- _WORK REQUIRED_: All records must be quoted exactly. Omit the pictures.

● ● ● ●

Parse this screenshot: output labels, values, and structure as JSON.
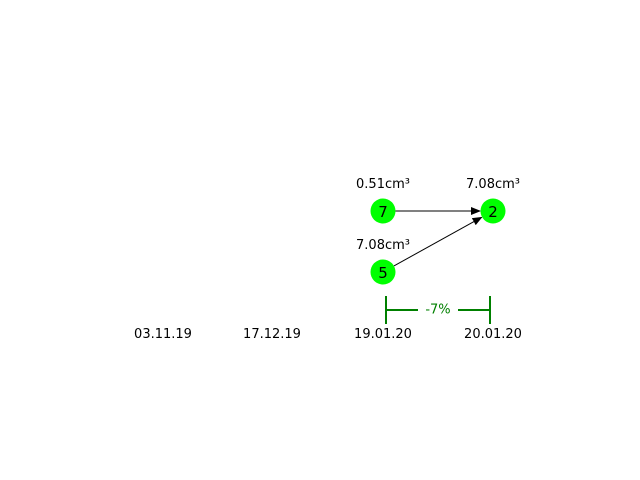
{
  "timeline": {
    "dates": [
      "03.11.19",
      "17.12.19",
      "19.01.20",
      "20.01.20"
    ]
  },
  "nodes": [
    {
      "id": "7",
      "volume": "0.51cm³",
      "date_index": 2,
      "row": 0
    },
    {
      "id": "2",
      "volume": "7.08cm³",
      "date_index": 3,
      "row": 0
    },
    {
      "id": "5",
      "volume": "7.08cm³",
      "date_index": 2,
      "row": 1
    }
  ],
  "edges": [
    {
      "from": "7",
      "to": "2"
    },
    {
      "from": "5",
      "to": "2"
    }
  ],
  "change": {
    "label": "-7%",
    "from_index": 2,
    "to_index": 3,
    "color": "#008000"
  },
  "colors": {
    "node_fill": "#00ff00",
    "edge": "#000000",
    "text": "#000000"
  }
}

● ● ● ●

- _RESULT_:
Parse this screenshot: output labels, values, and structure as JSON.
{
  "timeline": {
    "dates": [
      "03.11.19",
      "17.12.19",
      "19.01.20",
      "20.01.20"
    ]
  },
  "nodes": [
    {
      "id": "7",
      "volume": "0.51cm³",
      "date_index": 2,
      "row": 0
    },
    {
      "id": "2",
      "volume": "7.08cm³",
      "date_index": 3,
      "row": 0
    },
    {
      "id": "5",
      "volume": "7.08cm³",
      "date_index": 2,
      "row": 1
    }
  ],
  "edges": [
    {
      "from": "7",
      "to": "2"
    },
    {
      "from": "5",
      "to": "2"
    }
  ],
  "change": {
    "label": "-7%",
    "from_index": 2,
    "to_index": 3,
    "color": "#008000"
  },
  "colors": {
    "node_fill": "#00ff00",
    "edge": "#000000",
    "text": "#000000"
  }
}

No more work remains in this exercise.